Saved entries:

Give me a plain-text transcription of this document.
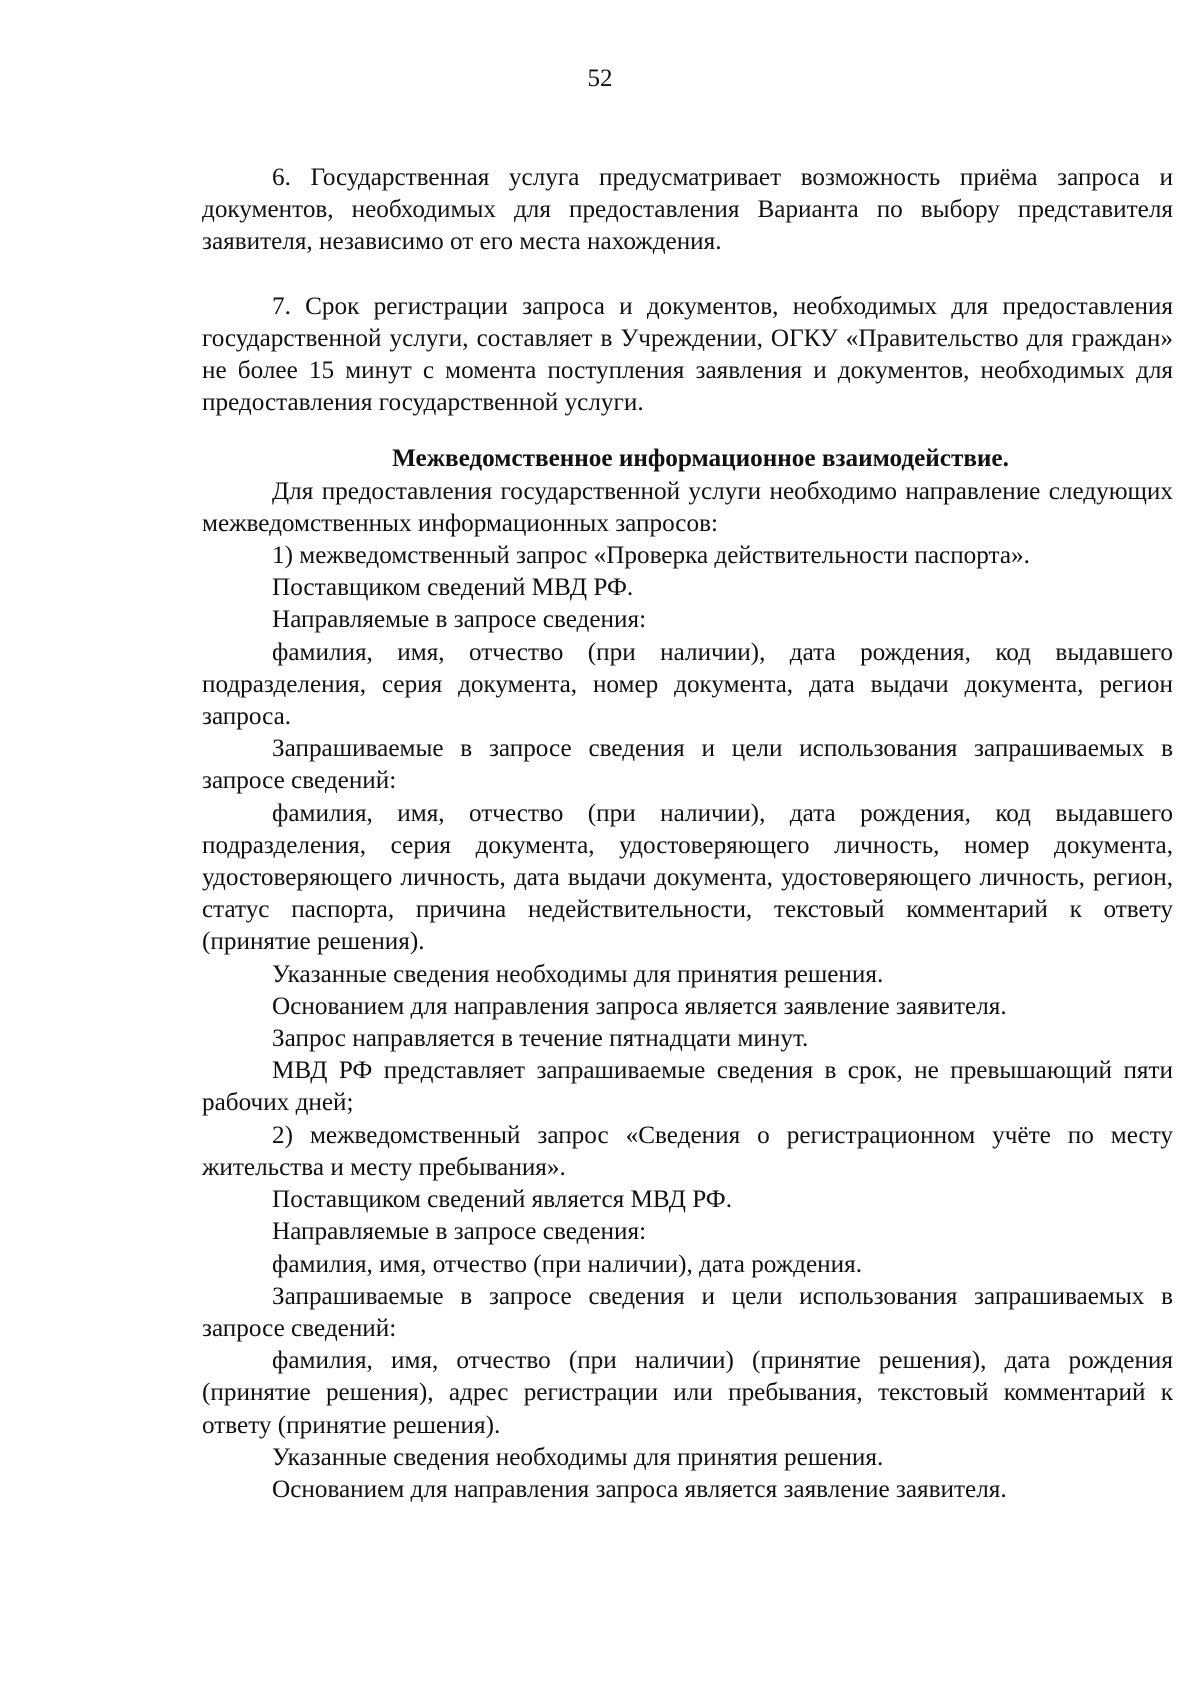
52

6. Государственная услуга предусматривает возможность приёма запроса и документов, необходимых для предоставления Варианта по выбору представителя заявителя, независимо от его места нахождения.

7. Срок регистрации запроса и документов, необходимых для предоставления государственной услуги, составляет в Учреждении, ОГКУ «Правительство для граждан» не более 15 минут с момента поступления заявления и документов, необходимых для предоставления государственной услуги.

Межведомственное информационное взаимодействие.

Для предоставления государственной услуги необходимо направление следующих межведомственных информационных запросов:

1) межведомственный запрос «Проверка действительности паспорта».

Поставщиком сведений МВД РФ.

Направляемые в запросе сведения:

фамилия, имя, отчество (при наличии), дата рождения, код выдавшего подразделения, серия документа, номер документа, дата выдачи документа, регион запроса.

Запрашиваемые в запросе сведения и цели использования запрашиваемых в запросе сведений:

фамилия, имя, отчество (при наличии), дата рождения, код выдавшего подразделения, серия документа, удостоверяющего личность, номер документа, удостоверяющего личность, дата выдачи документа, удостоверяющего личность, регион, статус паспорта, причина недействительности, текстовый комментарий к ответу (принятие решения).

Указанные сведения необходимы для принятия решения.

Основанием для направления запроса является заявление заявителя.

Запрос направляется в течение пятнадцати минут.

МВД РФ представляет запрашиваемые сведения в срок, не превышающий пяти рабочих дней;

2) межведомственный запрос «Сведения о регистрационном учёте по месту жительства и месту пребывания».

Поставщиком сведений является МВД РФ.

Направляемые в запросе сведения:

фамилия, имя, отчество (при наличии), дата рождения.

Запрашиваемые в запросе сведения и цели использования запрашиваемых в запросе сведений:

фамилия, имя, отчество (при наличии) (принятие решения), дата рождения (принятие решения), адрес регистрации или пребывания, текстовый комментарий к ответу (принятие решения).

Указанные сведения необходимы для принятия решения.

Основанием для направления запроса является заявление заявителя.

PROBLEM STATEMENT —
Quote the data above in full, leaving out the pictures it holds.

RESPONSE TO THE TASK —
Give me a plain-text transcription of this document.
52

6. Государственная услуга предусматривает возможность приёма запроса и документов, необходимых для предоставления Варианта по выбору представителя заявителя, независимо от его места нахождения.

7. Срок регистрации запроса и документов, необходимых для предоставления государственной услуги, составляет в Учреждении, ОГКУ «Правительство для граждан» не более 15 минут с момента поступления заявления и документов, необходимых для предоставления государственной услуги.

Межведомственное информационное взаимодействие.

Для предоставления государственной услуги необходимо направление следующих межведомственных информационных запросов:

1) межведомственный запрос «Проверка действительности паспорта».

Поставщиком сведений МВД РФ.

Направляемые в запросе сведения:

фамилия, имя, отчество (при наличии), дата рождения, код выдавшего подразделения, серия документа, номер документа, дата выдачи документа, регион запроса.

Запрашиваемые в запросе сведения и цели использования запрашиваемых в запросе сведений:

фамилия, имя, отчество (при наличии), дата рождения, код выдавшего подразделения, серия документа, удостоверяющего личность, номер документа, удостоверяющего личность, дата выдачи документа, удостоверяющего личность, регион, статус паспорта, причина недействительности, текстовый комментарий к ответу (принятие решения).

Указанные сведения необходимы для принятия решения.

Основанием для направления запроса является заявление заявителя.

Запрос направляется в течение пятнадцати минут.

МВД РФ представляет запрашиваемые сведения в срок, не превышающий пяти рабочих дней;

2) межведомственный запрос «Сведения о регистрационном учёте по месту жительства и месту пребывания».

Поставщиком сведений является МВД РФ.

Направляемые в запросе сведения:

фамилия, имя, отчество (при наличии), дата рождения.

Запрашиваемые в запросе сведения и цели использования запрашиваемых в запросе сведений:

фамилия, имя, отчество (при наличии) (принятие решения), дата рождения (принятие решения), адрес регистрации или пребывания, текстовый комментарий к ответу (принятие решения).

Указанные сведения необходимы для принятия решения.

Основанием для направления запроса является заявление заявителя.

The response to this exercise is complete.